[Stored items]
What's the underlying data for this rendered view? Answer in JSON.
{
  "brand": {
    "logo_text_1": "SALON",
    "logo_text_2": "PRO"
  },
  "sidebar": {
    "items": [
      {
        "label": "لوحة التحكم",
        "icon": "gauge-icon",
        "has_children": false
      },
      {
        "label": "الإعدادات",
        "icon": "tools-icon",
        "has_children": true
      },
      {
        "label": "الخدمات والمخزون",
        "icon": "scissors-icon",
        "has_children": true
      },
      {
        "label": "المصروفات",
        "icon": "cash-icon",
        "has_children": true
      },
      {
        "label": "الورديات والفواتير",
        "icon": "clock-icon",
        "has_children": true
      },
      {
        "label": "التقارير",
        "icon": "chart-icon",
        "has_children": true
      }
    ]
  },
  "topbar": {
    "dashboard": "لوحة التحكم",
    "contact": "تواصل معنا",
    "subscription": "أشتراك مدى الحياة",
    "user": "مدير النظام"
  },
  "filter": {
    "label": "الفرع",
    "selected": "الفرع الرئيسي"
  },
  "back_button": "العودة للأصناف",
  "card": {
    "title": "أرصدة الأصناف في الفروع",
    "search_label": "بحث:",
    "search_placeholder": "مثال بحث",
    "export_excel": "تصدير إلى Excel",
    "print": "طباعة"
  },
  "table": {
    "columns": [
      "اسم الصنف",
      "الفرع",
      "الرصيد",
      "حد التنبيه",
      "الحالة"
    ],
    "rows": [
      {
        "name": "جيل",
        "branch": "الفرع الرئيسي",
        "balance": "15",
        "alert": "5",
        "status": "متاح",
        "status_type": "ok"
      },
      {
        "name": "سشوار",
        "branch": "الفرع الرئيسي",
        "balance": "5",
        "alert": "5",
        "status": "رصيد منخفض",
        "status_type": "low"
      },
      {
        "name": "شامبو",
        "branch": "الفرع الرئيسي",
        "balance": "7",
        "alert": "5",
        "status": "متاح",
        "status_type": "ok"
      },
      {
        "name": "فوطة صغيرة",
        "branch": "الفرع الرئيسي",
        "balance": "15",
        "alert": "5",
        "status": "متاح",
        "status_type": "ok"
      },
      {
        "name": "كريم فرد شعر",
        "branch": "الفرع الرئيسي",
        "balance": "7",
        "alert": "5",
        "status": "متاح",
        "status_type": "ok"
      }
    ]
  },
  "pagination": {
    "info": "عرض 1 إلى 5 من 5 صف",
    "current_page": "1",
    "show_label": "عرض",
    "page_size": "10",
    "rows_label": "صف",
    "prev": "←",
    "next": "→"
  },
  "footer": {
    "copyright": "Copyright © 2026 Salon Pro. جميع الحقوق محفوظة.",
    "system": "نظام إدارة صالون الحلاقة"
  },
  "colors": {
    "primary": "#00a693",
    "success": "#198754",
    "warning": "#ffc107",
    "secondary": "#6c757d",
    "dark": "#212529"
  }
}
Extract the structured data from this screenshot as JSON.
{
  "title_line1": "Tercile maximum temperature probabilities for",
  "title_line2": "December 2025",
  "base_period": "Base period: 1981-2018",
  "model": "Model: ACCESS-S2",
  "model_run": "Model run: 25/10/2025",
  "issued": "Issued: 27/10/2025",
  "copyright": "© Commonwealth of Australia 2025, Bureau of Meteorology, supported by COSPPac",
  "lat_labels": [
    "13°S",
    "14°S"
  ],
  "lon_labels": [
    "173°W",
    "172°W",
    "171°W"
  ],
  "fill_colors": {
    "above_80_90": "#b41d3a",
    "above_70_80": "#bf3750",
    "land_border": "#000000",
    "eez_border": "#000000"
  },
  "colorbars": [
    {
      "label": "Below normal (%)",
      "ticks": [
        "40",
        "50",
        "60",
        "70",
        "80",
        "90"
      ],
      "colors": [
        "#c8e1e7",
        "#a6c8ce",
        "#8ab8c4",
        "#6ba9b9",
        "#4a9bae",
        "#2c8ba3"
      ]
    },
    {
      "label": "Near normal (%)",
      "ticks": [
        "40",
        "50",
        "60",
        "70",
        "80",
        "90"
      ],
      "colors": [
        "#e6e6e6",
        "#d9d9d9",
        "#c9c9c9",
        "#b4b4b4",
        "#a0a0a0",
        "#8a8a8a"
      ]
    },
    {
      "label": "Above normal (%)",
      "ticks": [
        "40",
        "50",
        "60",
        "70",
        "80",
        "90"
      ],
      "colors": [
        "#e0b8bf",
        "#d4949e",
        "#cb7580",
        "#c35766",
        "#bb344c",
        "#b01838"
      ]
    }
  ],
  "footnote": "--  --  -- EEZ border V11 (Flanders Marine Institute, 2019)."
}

* [WHAT THE EXERCISE ASKS]: Transcribe the whole listing exactly.

* [OUTPUT FOR THIS TASK]:
What's the underlying data for this rendered view? Answer in JSON.
{
  "brand": {
    "logo_text_1": "SALON",
    "logo_text_2": "PRO"
  },
  "sidebar": {
    "items": [
      {
        "label": "لوحة التحكم",
        "icon": "gauge-icon",
        "has_children": false
      },
      {
        "label": "الإعدادات",
        "icon": "tools-icon",
        "has_children": true
      },
      {
        "label": "الخدمات والمخزون",
        "icon": "scissors-icon",
        "has_children": true
      },
      {
        "label": "المصروفات",
        "icon": "cash-icon",
        "has_children": true
      },
      {
        "label": "الورديات والفواتير",
        "icon": "clock-icon",
        "has_children": true
      },
      {
        "label": "التقارير",
        "icon": "chart-icon",
        "has_children": true
      }
    ]
  },
  "topbar": {
    "dashboard": "لوحة التحكم",
    "contact": "تواصل معنا",
    "subscription": "أشتراك مدى الحياة",
    "user": "مدير النظام"
  },
  "filter": {
    "label": "الفرع",
    "selected": "الفرع الرئيسي"
  },
  "back_button": "العودة للأصناف",
  "card": {
    "title": "أرصدة الأصناف في الفروع",
    "search_label": "بحث:",
    "search_placeholder": "مثال بحث",
    "export_excel": "تصدير إلى Excel",
    "print": "طباعة"
  },
  "table": {
    "columns": [
      "اسم الصنف",
      "الفرع",
      "الرصيد",
      "حد التنبيه",
      "الحالة"
    ],
    "rows": [
      {
        "name": "جيل",
        "branch": "الفرع الرئيسي",
        "balance": "15",
        "alert": "5",
        "status": "متاح",
        "status_type": "ok"
      },
      {
        "name": "سشوار",
        "branch": "الفرع الرئيسي",
        "balance": "5",
        "alert": "5",
        "status": "رصيد منخفض",
        "status_type": "low"
      },
      {
        "name": "شامبو",
        "branch": "الفرع الرئيسي",
        "balance": "7",
        "alert": "5",
        "status": "متاح",
        "status_type": "ok"
      },
      {
        "name": "فوطة صغيرة",
        "branch": "الفرع الرئيسي",
        "balance": "15",
        "alert": "5",
        "status": "متاح",
        "status_type": "ok"
      },
      {
        "name": "كريم فرد شعر",
        "branch": "الفرع الرئيسي",
        "balance": "7",
        "alert": "5",
        "status": "متاح",
        "status_type": "ok"
      }
    ]
  },
  "pagination": {
    "info": "عرض 1 إلى 5 من 5 صف",
    "current_page": "1",
    "show_label": "عرض",
    "page_size": "10",
    "rows_label": "صف",
    "prev": "←",
    "next": "→"
  },
  "footer": {
    "copyright": "Copyright © 2026 Salon Pro. جميع الحقوق محفوظة.",
    "system": "نظام إدارة صالون الحلاقة"
  },
  "colors": {
    "primary": "#00a693",
    "success": "#198754",
    "warning": "#ffc107",
    "secondary": "#6c757d",
    "dark": "#212529"
  }
}
Extract the structured data from this screenshot as JSON.
{
  "title_line1": "Tercile maximum temperature probabilities for",
  "title_line2": "December 2025",
  "base_period": "Base period: 1981-2018",
  "model": "Model: ACCESS-S2",
  "model_run": "Model run: 25/10/2025",
  "issued": "Issued: 27/10/2025",
  "copyright": "© Commonwealth of Australia 2025, Bureau of Meteorology, supported by COSPPac",
  "lat_labels": [
    "13°S",
    "14°S"
  ],
  "lon_labels": [
    "173°W",
    "172°W",
    "171°W"
  ],
  "fill_colors": {
    "above_80_90": "#b41d3a",
    "above_70_80": "#bf3750",
    "land_border": "#000000",
    "eez_border": "#000000"
  },
  "colorbars": [
    {
      "label": "Below normal (%)",
      "ticks": [
        "40",
        "50",
        "60",
        "70",
        "80",
        "90"
      ],
      "colors": [
        "#c8e1e7",
        "#a6c8ce",
        "#8ab8c4",
        "#6ba9b9",
        "#4a9bae",
        "#2c8ba3"
      ]
    },
    {
      "label": "Near normal (%)",
      "ticks": [
        "40",
        "50",
        "60",
        "70",
        "80",
        "90"
      ],
      "colors": [
        "#e6e6e6",
        "#d9d9d9",
        "#c9c9c9",
        "#b4b4b4",
        "#a0a0a0",
        "#8a8a8a"
      ]
    },
    {
      "label": "Above normal (%)",
      "ticks": [
        "40",
        "50",
        "60",
        "70",
        "80",
        "90"
      ],
      "colors": [
        "#e0b8bf",
        "#d4949e",
        "#cb7580",
        "#c35766",
        "#bb344c",
        "#b01838"
      ]
    }
  ],
  "footnote": "--  --  -- EEZ border V11 (Flanders Marine Institute, 2019)."
}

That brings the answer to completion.